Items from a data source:
......
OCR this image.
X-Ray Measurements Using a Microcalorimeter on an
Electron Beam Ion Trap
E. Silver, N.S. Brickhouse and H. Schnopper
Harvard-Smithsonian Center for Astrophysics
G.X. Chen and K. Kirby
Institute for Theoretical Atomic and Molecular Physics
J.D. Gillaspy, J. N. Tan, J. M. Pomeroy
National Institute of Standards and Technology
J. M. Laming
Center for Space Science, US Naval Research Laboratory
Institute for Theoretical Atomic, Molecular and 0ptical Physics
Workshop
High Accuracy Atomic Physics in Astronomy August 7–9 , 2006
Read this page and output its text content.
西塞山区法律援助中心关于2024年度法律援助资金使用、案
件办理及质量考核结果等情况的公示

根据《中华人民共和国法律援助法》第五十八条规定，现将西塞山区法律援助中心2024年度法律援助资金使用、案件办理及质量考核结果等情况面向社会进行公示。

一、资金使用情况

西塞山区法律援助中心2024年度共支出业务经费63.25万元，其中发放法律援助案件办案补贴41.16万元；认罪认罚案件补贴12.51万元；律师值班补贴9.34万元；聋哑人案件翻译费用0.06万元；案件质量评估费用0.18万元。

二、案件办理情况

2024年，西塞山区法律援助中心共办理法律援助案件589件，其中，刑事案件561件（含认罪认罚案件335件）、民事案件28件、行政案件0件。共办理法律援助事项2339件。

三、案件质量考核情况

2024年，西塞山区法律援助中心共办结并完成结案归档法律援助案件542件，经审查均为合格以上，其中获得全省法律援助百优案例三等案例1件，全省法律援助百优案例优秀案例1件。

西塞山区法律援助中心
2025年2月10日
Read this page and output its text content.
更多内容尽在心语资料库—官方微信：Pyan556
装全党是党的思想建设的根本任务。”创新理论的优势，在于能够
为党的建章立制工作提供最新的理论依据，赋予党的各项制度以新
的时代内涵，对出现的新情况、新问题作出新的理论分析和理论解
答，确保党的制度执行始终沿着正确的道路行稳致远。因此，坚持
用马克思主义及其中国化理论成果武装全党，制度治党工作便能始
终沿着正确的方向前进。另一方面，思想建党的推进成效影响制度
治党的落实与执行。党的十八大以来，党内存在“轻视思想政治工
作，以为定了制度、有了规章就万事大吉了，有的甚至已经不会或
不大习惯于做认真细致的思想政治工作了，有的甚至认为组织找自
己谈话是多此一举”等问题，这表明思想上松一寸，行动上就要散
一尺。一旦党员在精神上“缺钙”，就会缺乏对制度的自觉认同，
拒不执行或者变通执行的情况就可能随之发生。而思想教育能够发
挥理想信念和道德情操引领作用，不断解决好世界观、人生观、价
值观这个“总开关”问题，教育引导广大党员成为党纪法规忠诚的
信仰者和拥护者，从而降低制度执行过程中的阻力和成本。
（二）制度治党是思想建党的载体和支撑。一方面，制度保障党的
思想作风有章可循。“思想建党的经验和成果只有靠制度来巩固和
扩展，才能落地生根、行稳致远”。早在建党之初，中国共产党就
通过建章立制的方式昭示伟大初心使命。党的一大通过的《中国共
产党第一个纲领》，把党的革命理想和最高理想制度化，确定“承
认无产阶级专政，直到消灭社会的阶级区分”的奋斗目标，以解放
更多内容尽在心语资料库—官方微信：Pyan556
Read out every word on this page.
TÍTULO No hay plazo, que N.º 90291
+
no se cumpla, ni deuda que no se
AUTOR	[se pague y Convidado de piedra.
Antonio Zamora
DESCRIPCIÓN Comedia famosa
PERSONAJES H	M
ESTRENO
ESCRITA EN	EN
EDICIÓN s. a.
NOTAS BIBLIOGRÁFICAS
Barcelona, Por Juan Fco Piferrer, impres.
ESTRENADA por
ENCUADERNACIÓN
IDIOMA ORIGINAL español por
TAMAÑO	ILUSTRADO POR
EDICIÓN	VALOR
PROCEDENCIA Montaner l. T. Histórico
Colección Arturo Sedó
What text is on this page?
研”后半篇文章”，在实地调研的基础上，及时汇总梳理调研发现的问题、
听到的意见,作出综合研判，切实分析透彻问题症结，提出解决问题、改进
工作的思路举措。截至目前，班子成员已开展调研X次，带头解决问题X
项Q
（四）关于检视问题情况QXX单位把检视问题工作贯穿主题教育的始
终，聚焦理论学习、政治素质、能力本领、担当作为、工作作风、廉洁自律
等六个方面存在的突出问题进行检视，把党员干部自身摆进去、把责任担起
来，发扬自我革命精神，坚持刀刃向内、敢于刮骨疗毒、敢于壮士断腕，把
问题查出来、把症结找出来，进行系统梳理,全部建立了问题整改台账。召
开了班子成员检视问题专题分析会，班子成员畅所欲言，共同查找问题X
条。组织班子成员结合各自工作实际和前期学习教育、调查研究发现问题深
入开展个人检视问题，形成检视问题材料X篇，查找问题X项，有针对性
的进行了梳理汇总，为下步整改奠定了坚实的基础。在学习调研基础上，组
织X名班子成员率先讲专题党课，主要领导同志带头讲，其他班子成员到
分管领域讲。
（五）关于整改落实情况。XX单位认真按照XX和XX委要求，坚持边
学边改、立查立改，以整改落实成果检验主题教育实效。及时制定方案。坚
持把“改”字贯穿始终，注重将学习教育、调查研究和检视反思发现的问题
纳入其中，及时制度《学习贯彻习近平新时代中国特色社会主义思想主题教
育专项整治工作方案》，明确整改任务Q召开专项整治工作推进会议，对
......
# Given exercise
Tally the lines in the listing that hold "Theoretical" and report the number alone.

# Final result
2